TASK BRIEF: Return every entry exactly as written.

[BEGIN THE INPUT]

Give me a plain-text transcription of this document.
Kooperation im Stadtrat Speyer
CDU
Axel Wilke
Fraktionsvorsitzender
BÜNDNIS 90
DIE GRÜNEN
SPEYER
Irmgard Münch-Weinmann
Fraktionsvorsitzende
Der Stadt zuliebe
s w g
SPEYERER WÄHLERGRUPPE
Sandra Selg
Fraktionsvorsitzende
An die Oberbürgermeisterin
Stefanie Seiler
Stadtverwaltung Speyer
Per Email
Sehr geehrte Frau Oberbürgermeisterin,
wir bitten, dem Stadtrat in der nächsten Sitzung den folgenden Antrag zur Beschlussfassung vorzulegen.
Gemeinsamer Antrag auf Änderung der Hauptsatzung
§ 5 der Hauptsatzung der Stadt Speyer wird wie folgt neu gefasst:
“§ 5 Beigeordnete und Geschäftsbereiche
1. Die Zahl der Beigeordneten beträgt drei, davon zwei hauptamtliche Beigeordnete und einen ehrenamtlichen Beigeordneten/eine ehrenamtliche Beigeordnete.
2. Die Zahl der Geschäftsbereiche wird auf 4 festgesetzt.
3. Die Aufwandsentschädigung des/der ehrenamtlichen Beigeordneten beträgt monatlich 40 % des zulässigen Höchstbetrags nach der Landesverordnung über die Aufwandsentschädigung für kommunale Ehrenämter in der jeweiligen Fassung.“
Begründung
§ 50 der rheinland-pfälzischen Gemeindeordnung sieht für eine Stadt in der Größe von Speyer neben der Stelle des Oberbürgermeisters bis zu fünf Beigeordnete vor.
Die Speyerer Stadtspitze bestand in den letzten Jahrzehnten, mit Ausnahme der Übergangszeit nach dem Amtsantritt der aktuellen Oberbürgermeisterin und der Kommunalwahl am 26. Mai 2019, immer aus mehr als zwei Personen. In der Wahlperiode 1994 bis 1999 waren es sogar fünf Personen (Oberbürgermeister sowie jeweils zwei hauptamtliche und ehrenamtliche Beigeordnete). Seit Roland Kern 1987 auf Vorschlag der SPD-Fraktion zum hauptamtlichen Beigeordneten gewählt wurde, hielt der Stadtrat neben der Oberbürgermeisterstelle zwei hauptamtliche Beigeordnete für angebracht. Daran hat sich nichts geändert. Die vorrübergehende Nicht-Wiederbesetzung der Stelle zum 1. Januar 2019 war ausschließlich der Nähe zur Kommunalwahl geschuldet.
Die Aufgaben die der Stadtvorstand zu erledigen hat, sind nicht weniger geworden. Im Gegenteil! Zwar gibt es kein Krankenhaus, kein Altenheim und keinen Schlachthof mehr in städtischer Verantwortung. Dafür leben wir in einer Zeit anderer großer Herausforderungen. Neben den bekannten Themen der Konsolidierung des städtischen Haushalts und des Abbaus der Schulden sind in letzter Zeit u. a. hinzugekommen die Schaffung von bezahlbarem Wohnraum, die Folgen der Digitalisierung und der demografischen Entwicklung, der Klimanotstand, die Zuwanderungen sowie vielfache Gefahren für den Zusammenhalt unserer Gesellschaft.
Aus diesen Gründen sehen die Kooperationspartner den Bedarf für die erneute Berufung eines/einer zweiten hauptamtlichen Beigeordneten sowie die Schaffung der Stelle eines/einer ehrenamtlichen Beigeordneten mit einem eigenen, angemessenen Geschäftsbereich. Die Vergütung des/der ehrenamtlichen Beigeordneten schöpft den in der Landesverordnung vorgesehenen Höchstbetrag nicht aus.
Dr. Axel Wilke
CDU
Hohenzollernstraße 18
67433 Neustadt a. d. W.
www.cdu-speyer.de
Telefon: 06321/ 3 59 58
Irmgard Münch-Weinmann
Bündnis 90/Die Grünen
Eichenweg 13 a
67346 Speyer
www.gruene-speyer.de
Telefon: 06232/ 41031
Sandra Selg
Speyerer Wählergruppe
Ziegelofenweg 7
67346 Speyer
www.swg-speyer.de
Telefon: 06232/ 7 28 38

[END THE INPUT]

SOLUTION TO THIS EXERCISE:
Give me a plain-text transcription of this document.
Kooperation im Stadtrat Speyer
CDU
Axel Wilke
Fraktionsvorsitzender
BÜNDNIS 90
DIE GRÜNEN
SPEYER
Irmgard Münch-Weinmann
Fraktionsvorsitzende
Der Stadt zuliebe
s w g
SPEYERER WÄHLERGRUPPE
Sandra Selg
Fraktionsvorsitzende
An die Oberbürgermeisterin
Stefanie Seiler
Stadtverwaltung Speyer
Per Email
Sehr geehrte Frau Oberbürgermeisterin,
wir bitten, dem Stadtrat in der nächsten Sitzung den folgenden Antrag zur Beschlussfassung vorzulegen.
Gemeinsamer Antrag auf Änderung der Hauptsatzung
§ 5 der Hauptsatzung der Stadt Speyer wird wie folgt neu gefasst:
“§ 5 Beigeordnete und Geschäftsbereiche
1. Die Zahl der Beigeordneten beträgt drei, davon zwei hauptamtliche Beigeordnete und einen ehrenamtlichen Beigeordneten/eine ehrenamtliche Beigeordnete.
2. Die Zahl der Geschäftsbereiche wird auf 4 festgesetzt.
3. Die Aufwandsentschädigung des/der ehrenamtlichen Beigeordneten beträgt monatlich 40 % des zulässigen Höchstbetrags nach der Landesverordnung über die Aufwandsentschädigung für kommunale Ehrenämter in der jeweiligen Fassung.“
Begründung
§ 50 der rheinland-pfälzischen Gemeindeordnung sieht für eine Stadt in der Größe von Speyer neben der Stelle des Oberbürgermeisters bis zu fünf Beigeordnete vor.
Die Speyerer Stadtspitze bestand in den letzten Jahrzehnten, mit Ausnahme der Übergangszeit nach dem Amtsantritt der aktuellen Oberbürgermeisterin und der Kommunalwahl am 26. Mai 2019, immer aus mehr als zwei Personen. In der Wahlperiode 1994 bis 1999 waren es sogar fünf Personen (Oberbürgermeister sowie jeweils zwei hauptamtliche und ehrenamtliche Beigeordnete). Seit Roland Kern 1987 auf Vorschlag der SPD-Fraktion zum hauptamtlichen Beigeordneten gewählt wurde, hielt der Stadtrat neben der Oberbürgermeisterstelle zwei hauptamtliche Beigeordnete für angebracht. Daran hat sich nichts geändert. Die vorrübergehende Nicht-Wiederbesetzung der Stelle zum 1. Januar 2019 war ausschließlich der Nähe zur Kommunalwahl geschuldet.
Die Aufgaben die der Stadtvorstand zu erledigen hat, sind nicht weniger geworden. Im Gegenteil! Zwar gibt es kein Krankenhaus, kein Altenheim und keinen Schlachthof mehr in städtischer Verantwortung. Dafür leben wir in einer Zeit anderer großer Herausforderungen. Neben den bekannten Themen der Konsolidierung des städtischen Haushalts und des Abbaus der Schulden sind in letzter Zeit u. a. hinzugekommen die Schaffung von bezahlbarem Wohnraum, die Folgen der Digitalisierung und der demografischen Entwicklung, der Klimanotstand, die Zuwanderungen sowie vielfache Gefahren für den Zusammenhalt unserer Gesellschaft.
Aus diesen Gründen sehen die Kooperationspartner den Bedarf für die erneute Berufung eines/einer zweiten hauptamtlichen Beigeordneten sowie die Schaffung der Stelle eines/einer ehrenamtlichen Beigeordneten mit einem eigenen, angemessenen Geschäftsbereich. Die Vergütung des/der ehrenamtlichen Beigeordneten schöpft den in der Landesverordnung vorgesehenen Höchstbetrag nicht aus.
Dr. Axel Wilke
CDU
Hohenzollernstraße 18
67433 Neustadt a. d. W.
www.cdu-speyer.de
Telefon: 06321/ 3 59 58
Irmgard Münch-Weinmann
Bündnis 90/Die Grünen
Eichenweg 13 a
67346 Speyer
www.gruene-speyer.de
Telefon: 06232/ 41031
Sandra Selg
Speyerer Wählergruppe
Ziegelofenweg 7
67346 Speyer
www.swg-speyer.de
Telefon: 06232/ 7 28 38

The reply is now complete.